[TASK PROMPT] Return the entries verbatim and drop every picture.

━━━━━ MATERIAL PROVIDED

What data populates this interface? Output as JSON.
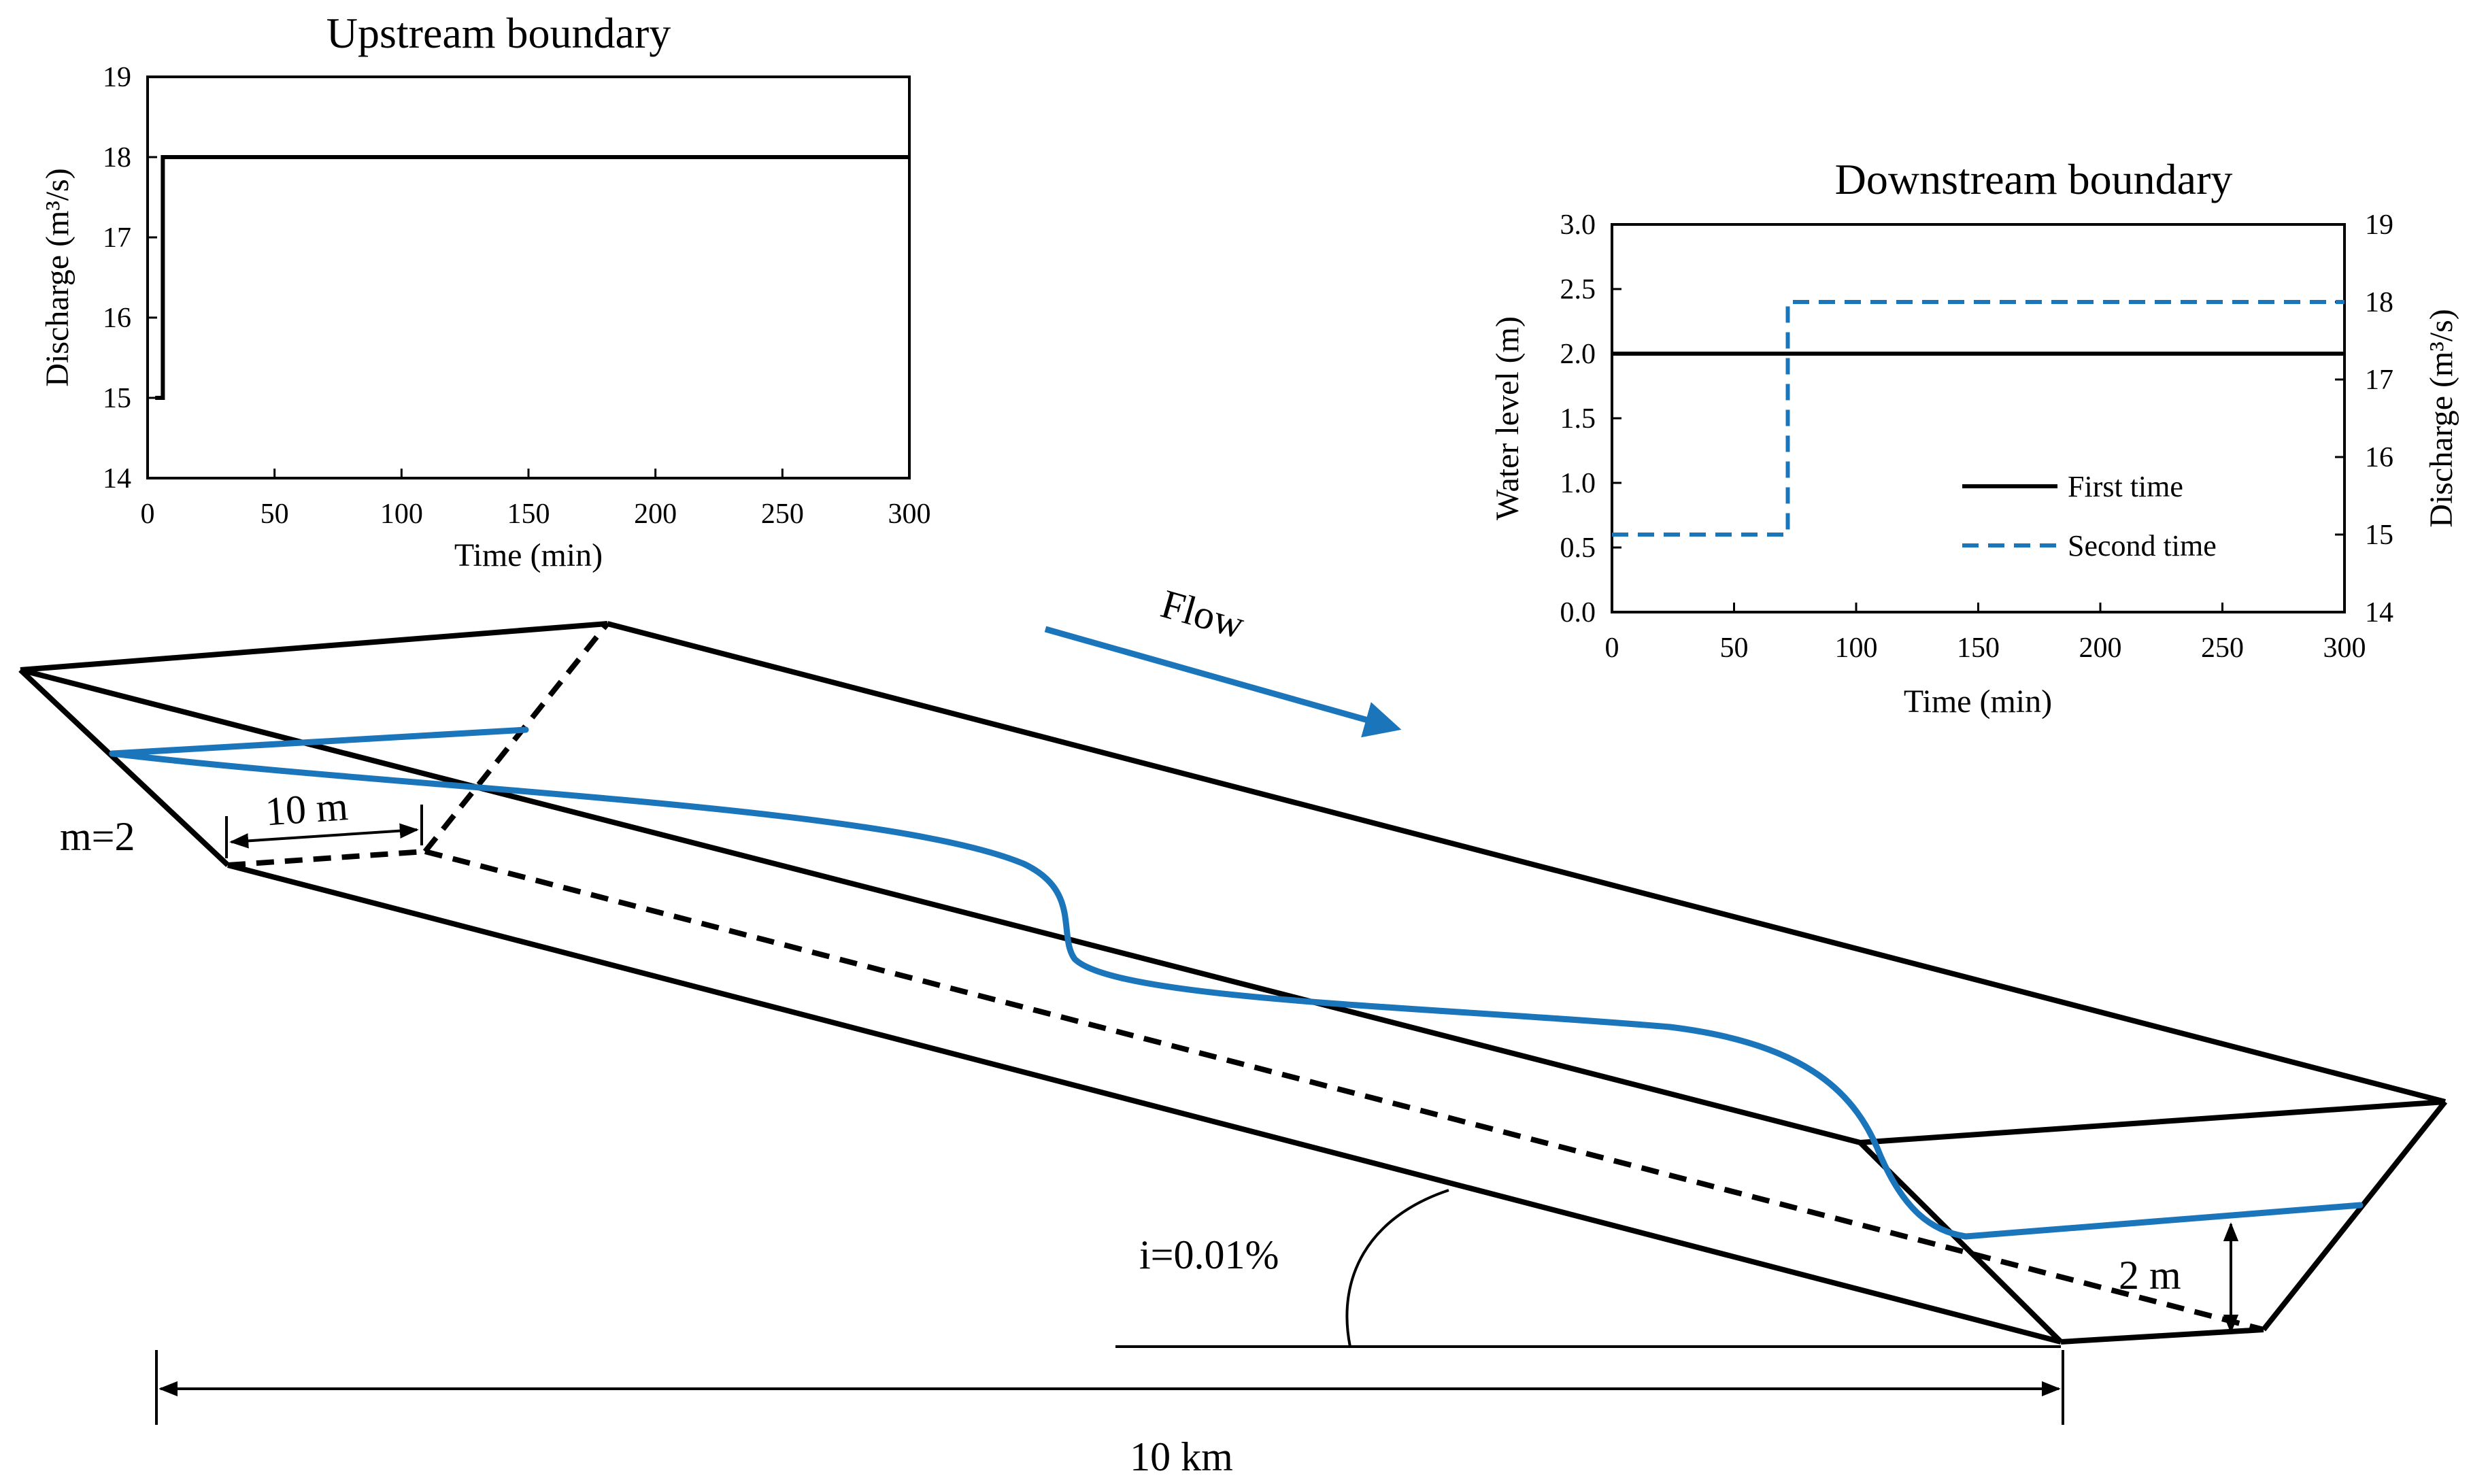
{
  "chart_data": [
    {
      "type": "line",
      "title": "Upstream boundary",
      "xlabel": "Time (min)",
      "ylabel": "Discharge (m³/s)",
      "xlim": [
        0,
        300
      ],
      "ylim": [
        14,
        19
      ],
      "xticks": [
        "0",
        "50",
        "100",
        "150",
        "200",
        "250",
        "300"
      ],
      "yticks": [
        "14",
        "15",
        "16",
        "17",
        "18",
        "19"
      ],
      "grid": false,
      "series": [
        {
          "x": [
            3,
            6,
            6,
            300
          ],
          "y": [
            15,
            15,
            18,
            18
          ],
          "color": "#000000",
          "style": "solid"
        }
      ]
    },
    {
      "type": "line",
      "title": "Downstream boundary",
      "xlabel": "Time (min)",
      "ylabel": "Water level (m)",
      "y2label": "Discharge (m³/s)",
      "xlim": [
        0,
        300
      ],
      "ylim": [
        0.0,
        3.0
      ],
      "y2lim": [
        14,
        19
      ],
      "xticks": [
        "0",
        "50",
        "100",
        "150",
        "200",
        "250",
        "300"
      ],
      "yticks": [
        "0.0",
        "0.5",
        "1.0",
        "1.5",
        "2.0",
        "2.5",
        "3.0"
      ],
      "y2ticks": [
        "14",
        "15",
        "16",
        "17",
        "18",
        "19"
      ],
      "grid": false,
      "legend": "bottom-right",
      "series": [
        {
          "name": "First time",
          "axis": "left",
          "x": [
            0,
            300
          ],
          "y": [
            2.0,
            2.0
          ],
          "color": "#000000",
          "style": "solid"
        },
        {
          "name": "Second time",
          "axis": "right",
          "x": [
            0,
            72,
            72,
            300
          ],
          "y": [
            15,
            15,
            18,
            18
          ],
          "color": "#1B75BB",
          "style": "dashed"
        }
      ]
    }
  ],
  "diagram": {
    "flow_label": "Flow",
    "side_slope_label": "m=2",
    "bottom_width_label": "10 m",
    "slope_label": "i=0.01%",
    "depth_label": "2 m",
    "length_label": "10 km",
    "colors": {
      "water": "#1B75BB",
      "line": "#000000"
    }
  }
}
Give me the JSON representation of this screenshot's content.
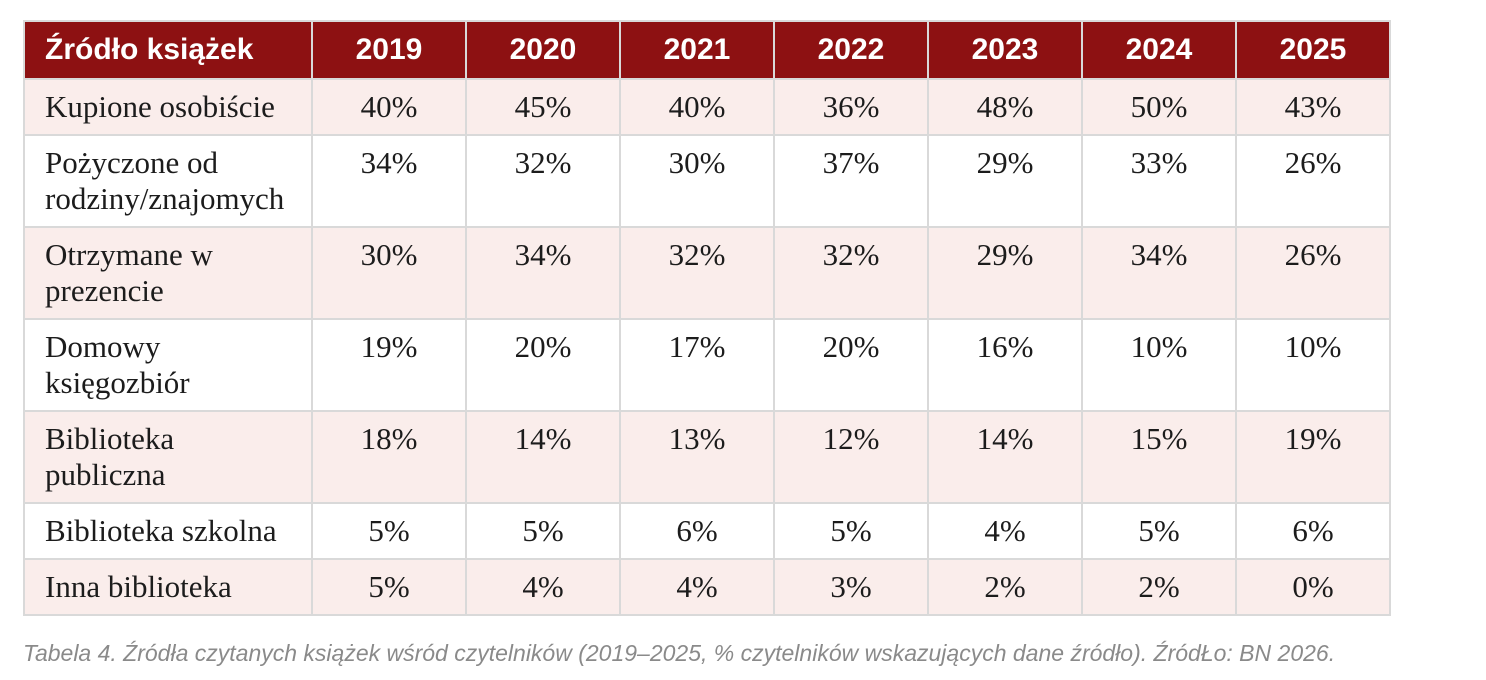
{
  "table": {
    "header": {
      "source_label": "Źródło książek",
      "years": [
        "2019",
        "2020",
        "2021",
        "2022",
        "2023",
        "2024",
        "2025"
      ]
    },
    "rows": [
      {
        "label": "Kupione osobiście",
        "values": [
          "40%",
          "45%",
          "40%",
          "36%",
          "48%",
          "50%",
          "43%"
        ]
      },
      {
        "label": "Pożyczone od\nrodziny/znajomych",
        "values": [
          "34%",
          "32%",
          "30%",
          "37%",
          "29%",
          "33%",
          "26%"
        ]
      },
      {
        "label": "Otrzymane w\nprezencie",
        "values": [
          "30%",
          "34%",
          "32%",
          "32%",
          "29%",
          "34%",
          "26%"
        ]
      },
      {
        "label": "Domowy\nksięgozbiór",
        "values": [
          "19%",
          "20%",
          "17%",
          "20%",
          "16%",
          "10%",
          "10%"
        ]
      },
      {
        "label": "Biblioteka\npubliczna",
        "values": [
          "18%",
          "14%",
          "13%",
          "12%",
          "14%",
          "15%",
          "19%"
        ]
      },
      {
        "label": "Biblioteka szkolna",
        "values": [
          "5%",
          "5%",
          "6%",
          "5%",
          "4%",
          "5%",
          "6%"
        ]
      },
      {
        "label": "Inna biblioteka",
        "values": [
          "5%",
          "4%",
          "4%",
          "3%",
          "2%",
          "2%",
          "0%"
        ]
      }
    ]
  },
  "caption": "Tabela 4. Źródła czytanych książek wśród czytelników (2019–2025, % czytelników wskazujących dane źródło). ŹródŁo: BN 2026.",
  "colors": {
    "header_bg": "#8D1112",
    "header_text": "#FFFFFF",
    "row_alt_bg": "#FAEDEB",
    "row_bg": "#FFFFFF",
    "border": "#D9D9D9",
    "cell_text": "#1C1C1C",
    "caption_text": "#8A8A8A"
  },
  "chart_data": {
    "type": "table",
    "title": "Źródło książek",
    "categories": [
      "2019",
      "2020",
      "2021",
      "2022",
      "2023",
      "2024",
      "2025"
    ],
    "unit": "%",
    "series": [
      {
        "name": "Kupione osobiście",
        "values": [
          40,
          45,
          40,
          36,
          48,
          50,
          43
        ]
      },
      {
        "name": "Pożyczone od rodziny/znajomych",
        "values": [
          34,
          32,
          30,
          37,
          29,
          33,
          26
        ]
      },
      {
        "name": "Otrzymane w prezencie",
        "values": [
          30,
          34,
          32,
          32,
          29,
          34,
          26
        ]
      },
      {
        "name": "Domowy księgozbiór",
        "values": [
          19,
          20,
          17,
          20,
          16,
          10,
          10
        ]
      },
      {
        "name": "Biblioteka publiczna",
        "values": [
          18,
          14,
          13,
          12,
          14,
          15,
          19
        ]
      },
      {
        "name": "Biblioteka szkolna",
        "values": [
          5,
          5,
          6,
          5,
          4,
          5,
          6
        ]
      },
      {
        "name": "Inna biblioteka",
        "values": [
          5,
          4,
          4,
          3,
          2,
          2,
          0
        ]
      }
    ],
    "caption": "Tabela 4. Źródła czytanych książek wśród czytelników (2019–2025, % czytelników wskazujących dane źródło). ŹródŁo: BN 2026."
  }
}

━━━━━━━━━━

[EXPECTED ANSWER]
What data populates this interface? Output as JSON.
{
  "chart_data": [
    {
      "type": "line",
      "title": "Upstream boundary",
      "xlabel": "Time (min)",
      "ylabel": "Discharge (m³/s)",
      "xlim": [
        0,
        300
      ],
      "ylim": [
        14,
        19
      ],
      "xticks": [
        "0",
        "50",
        "100",
        "150",
        "200",
        "250",
        "300"
      ],
      "yticks": [
        "14",
        "15",
        "16",
        "17",
        "18",
        "19"
      ],
      "grid": false,
      "series": [
        {
          "x": [
            3,
            6,
            6,
            300
          ],
          "y": [
            15,
            15,
            18,
            18
          ],
          "color": "#000000",
          "style": "solid"
        }
      ]
    },
    {
      "type": "line",
      "title": "Downstream boundary",
      "xlabel": "Time (min)",
      "ylabel": "Water level (m)",
      "y2label": "Discharge (m³/s)",
      "xlim": [
        0,
        300
      ],
      "ylim": [
        0.0,
        3.0
      ],
      "y2lim": [
        14,
        19
      ],
      "xticks": [
        "0",
        "50",
        "100",
        "150",
        "200",
        "250",
        "300"
      ],
      "yticks": [
        "0.0",
        "0.5",
        "1.0",
        "1.5",
        "2.0",
        "2.5",
        "3.0"
      ],
      "y2ticks": [
        "14",
        "15",
        "16",
        "17",
        "18",
        "19"
      ],
      "grid": false,
      "legend": "bottom-right",
      "series": [
        {
          "name": "First time",
          "axis": "left",
          "x": [
            0,
            300
          ],
          "y": [
            2.0,
            2.0
          ],
          "color": "#000000",
          "style": "solid"
        },
        {
          "name": "Second time",
          "axis": "right",
          "x": [
            0,
            72,
            72,
            300
          ],
          "y": [
            15,
            15,
            18,
            18
          ],
          "color": "#1B75BB",
          "style": "dashed"
        }
      ]
    }
  ],
  "diagram": {
    "flow_label": "Flow",
    "side_slope_label": "m=2",
    "bottom_width_label": "10 m",
    "slope_label": "i=0.01%",
    "depth_label": "2 m",
    "length_label": "10 km",
    "colors": {
      "water": "#1B75BB",
      "line": "#000000"
    }
  }
}
Give me the JSON representation of this screenshot's content.
{
  "table": {
    "header": {
      "source_label": "Źródło książek",
      "years": [
        "2019",
        "2020",
        "2021",
        "2022",
        "2023",
        "2024",
        "2025"
      ]
    },
    "rows": [
      {
        "label": "Kupione osobiście",
        "values": [
          "40%",
          "45%",
          "40%",
          "36%",
          "48%",
          "50%",
          "43%"
        ]
      },
      {
        "label": "Pożyczone od\nrodziny/znajomych",
        "values": [
          "34%",
          "32%",
          "30%",
          "37%",
          "29%",
          "33%",
          "26%"
        ]
      },
      {
        "label": "Otrzymane w\nprezencie",
        "values": [
          "30%",
          "34%",
          "32%",
          "32%",
          "29%",
          "34%",
          "26%"
        ]
      },
      {
        "label": "Domowy\nksięgozbiór",
        "values": [
          "19%",
          "20%",
          "17%",
          "20%",
          "16%",
          "10%",
          "10%"
        ]
      },
      {
        "label": "Biblioteka\npubliczna",
        "values": [
          "18%",
          "14%",
          "13%",
          "12%",
          "14%",
          "15%",
          "19%"
        ]
      },
      {
        "label": "Biblioteka szkolna",
        "values": [
          "5%",
          "5%",
          "6%",
          "5%",
          "4%",
          "5%",
          "6%"
        ]
      },
      {
        "label": "Inna biblioteka",
        "values": [
          "5%",
          "4%",
          "4%",
          "3%",
          "2%",
          "2%",
          "0%"
        ]
      }
    ]
  },
  "caption": "Tabela 4. Źródła czytanych książek wśród czytelników (2019–2025, % czytelników wskazujących dane źródło). ŹródŁo: BN 2026.",
  "colors": {
    "header_bg": "#8D1112",
    "header_text": "#FFFFFF",
    "row_alt_bg": "#FAEDEB",
    "row_bg": "#FFFFFF",
    "border": "#D9D9D9",
    "cell_text": "#1C1C1C",
    "caption_text": "#8A8A8A"
  },
  "chart_data": {
    "type": "table",
    "title": "Źródło książek",
    "categories": [
      "2019",
      "2020",
      "2021",
      "2022",
      "2023",
      "2024",
      "2025"
    ],
    "unit": "%",
    "series": [
      {
        "name": "Kupione osobiście",
        "values": [
          40,
          45,
          40,
          36,
          48,
          50,
          43
        ]
      },
      {
        "name": "Pożyczone od rodziny/znajomych",
        "values": [
          34,
          32,
          30,
          37,
          29,
          33,
          26
        ]
      },
      {
        "name": "Otrzymane w prezencie",
        "values": [
          30,
          34,
          32,
          32,
          29,
          34,
          26
        ]
      },
      {
        "name": "Domowy księgozbiór",
        "values": [
          19,
          20,
          17,
          20,
          16,
          10,
          10
        ]
      },
      {
        "name": "Biblioteka publiczna",
        "values": [
          18,
          14,
          13,
          12,
          14,
          15,
          19
        ]
      },
      {
        "name": "Biblioteka szkolna",
        "values": [
          5,
          5,
          6,
          5,
          4,
          5,
          6
        ]
      },
      {
        "name": "Inna biblioteka",
        "values": [
          5,
          4,
          4,
          3,
          2,
          2,
          0
        ]
      }
    ],
    "caption": "Tabela 4. Źródła czytanych książek wśród czytelników (2019–2025, % czytelników wskazujących dane źródło). ŹródŁo: BN 2026."
  }
}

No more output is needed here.